[Supplied material start]

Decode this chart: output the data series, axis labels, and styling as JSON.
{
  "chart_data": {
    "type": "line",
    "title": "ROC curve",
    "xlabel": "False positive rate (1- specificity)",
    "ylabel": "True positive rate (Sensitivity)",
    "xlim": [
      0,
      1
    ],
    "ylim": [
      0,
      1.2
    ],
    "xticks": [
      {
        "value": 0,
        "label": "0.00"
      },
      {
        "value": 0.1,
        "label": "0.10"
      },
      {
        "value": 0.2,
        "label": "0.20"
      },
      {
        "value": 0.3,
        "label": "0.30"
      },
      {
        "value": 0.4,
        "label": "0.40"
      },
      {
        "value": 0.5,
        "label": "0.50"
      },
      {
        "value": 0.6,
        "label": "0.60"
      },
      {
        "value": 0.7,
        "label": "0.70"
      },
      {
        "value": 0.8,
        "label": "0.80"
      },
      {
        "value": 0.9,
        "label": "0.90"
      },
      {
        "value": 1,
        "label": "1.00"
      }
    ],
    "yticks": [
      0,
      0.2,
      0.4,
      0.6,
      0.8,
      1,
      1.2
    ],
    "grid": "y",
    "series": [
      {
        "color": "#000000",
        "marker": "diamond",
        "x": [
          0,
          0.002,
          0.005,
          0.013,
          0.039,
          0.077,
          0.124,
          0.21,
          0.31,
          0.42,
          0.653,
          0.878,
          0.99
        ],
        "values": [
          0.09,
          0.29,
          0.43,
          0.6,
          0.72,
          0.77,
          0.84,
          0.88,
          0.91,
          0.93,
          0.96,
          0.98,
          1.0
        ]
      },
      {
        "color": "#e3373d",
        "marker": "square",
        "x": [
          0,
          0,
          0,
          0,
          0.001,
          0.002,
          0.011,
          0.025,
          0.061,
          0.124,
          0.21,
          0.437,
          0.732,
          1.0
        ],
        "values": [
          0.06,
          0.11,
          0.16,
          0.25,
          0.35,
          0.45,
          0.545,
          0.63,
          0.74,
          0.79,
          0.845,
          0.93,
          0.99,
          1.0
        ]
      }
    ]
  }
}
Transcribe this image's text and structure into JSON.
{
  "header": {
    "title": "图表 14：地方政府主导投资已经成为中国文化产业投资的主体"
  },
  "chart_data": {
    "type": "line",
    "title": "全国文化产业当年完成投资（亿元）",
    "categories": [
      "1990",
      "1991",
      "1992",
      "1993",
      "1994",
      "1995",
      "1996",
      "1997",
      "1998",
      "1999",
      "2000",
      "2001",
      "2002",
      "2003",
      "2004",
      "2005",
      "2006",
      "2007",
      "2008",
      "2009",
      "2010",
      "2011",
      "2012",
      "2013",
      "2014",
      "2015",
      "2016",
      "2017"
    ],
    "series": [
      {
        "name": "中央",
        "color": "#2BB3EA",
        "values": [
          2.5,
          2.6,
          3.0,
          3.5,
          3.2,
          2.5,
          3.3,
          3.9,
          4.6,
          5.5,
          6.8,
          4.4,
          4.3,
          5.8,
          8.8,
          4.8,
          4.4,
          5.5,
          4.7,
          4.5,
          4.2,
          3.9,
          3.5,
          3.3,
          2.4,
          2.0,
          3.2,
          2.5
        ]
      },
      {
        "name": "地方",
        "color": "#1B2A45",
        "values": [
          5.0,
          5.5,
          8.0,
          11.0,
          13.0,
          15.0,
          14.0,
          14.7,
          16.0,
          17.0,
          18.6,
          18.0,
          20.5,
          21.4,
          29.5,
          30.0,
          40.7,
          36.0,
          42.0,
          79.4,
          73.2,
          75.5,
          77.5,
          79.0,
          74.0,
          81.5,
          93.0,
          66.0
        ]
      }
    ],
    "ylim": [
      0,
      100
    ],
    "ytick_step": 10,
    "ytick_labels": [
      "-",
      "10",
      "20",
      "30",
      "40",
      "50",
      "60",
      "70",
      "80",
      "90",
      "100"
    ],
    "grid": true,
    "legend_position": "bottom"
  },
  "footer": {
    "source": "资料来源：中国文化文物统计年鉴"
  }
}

[Supplied material end]

→ **Your goal**:
Give back all the records exactly as they stand.

→ **Final result**:
Decode this chart: output the data series, axis labels, and styling as JSON.
{
  "chart_data": {
    "type": "line",
    "title": "ROC curve",
    "xlabel": "False positive rate (1- specificity)",
    "ylabel": "True positive rate (Sensitivity)",
    "xlim": [
      0,
      1
    ],
    "ylim": [
      0,
      1.2
    ],
    "xticks": [
      {
        "value": 0,
        "label": "0.00"
      },
      {
        "value": 0.1,
        "label": "0.10"
      },
      {
        "value": 0.2,
        "label": "0.20"
      },
      {
        "value": 0.3,
        "label": "0.30"
      },
      {
        "value": 0.4,
        "label": "0.40"
      },
      {
        "value": 0.5,
        "label": "0.50"
      },
      {
        "value": 0.6,
        "label": "0.60"
      },
      {
        "value": 0.7,
        "label": "0.70"
      },
      {
        "value": 0.8,
        "label": "0.80"
      },
      {
        "value": 0.9,
        "label": "0.90"
      },
      {
        "value": 1,
        "label": "1.00"
      }
    ],
    "yticks": [
      0,
      0.2,
      0.4,
      0.6,
      0.8,
      1,
      1.2
    ],
    "grid": "y",
    "series": [
      {
        "color": "#000000",
        "marker": "diamond",
        "x": [
          0,
          0.002,
          0.005,
          0.013,
          0.039,
          0.077,
          0.124,
          0.21,
          0.31,
          0.42,
          0.653,
          0.878,
          0.99
        ],
        "values": [
          0.09,
          0.29,
          0.43,
          0.6,
          0.72,
          0.77,
          0.84,
          0.88,
          0.91,
          0.93,
          0.96,
          0.98,
          1.0
        ]
      },
      {
        "color": "#e3373d",
        "marker": "square",
        "x": [
          0,
          0,
          0,
          0,
          0.001,
          0.002,
          0.011,
          0.025,
          0.061,
          0.124,
          0.21,
          0.437,
          0.732,
          1.0
        ],
        "values": [
          0.06,
          0.11,
          0.16,
          0.25,
          0.35,
          0.45,
          0.545,
          0.63,
          0.74,
          0.79,
          0.845,
          0.93,
          0.99,
          1.0
        ]
      }
    ]
  }
}
Transcribe this image's text and structure into JSON.
{
  "header": {
    "title": "图表 14：地方政府主导投资已经成为中国文化产业投资的主体"
  },
  "chart_data": {
    "type": "line",
    "title": "全国文化产业当年完成投资（亿元）",
    "categories": [
      "1990",
      "1991",
      "1992",
      "1993",
      "1994",
      "1995",
      "1996",
      "1997",
      "1998",
      "1999",
      "2000",
      "2001",
      "2002",
      "2003",
      "2004",
      "2005",
      "2006",
      "2007",
      "2008",
      "2009",
      "2010",
      "2011",
      "2012",
      "2013",
      "2014",
      "2015",
      "2016",
      "2017"
    ],
    "series": [
      {
        "name": "中央",
        "color": "#2BB3EA",
        "values": [
          2.5,
          2.6,
          3.0,
          3.5,
          3.2,
          2.5,
          3.3,
          3.9,
          4.6,
          5.5,
          6.8,
          4.4,
          4.3,
          5.8,
          8.8,
          4.8,
          4.4,
          5.5,
          4.7,
          4.5,
          4.2,
          3.9,
          3.5,
          3.3,
          2.4,
          2.0,
          3.2,
          2.5
        ]
      },
      {
        "name": "地方",
        "color": "#1B2A45",
        "values": [
          5.0,
          5.5,
          8.0,
          11.0,
          13.0,
          15.0,
          14.0,
          14.7,
          16.0,
          17.0,
          18.6,
          18.0,
          20.5,
          21.4,
          29.5,
          30.0,
          40.7,
          36.0,
          42.0,
          79.4,
          73.2,
          75.5,
          77.5,
          79.0,
          74.0,
          81.5,
          93.0,
          66.0
        ]
      }
    ],
    "ylim": [
      0,
      100
    ],
    "ytick_step": 10,
    "ytick_labels": [
      "-",
      "10",
      "20",
      "30",
      "40",
      "50",
      "60",
      "70",
      "80",
      "90",
      "100"
    ],
    "grid": true,
    "legend_position": "bottom"
  },
  "footer": {
    "source": "资料来源：中国文化文物统计年鉴"
  }
}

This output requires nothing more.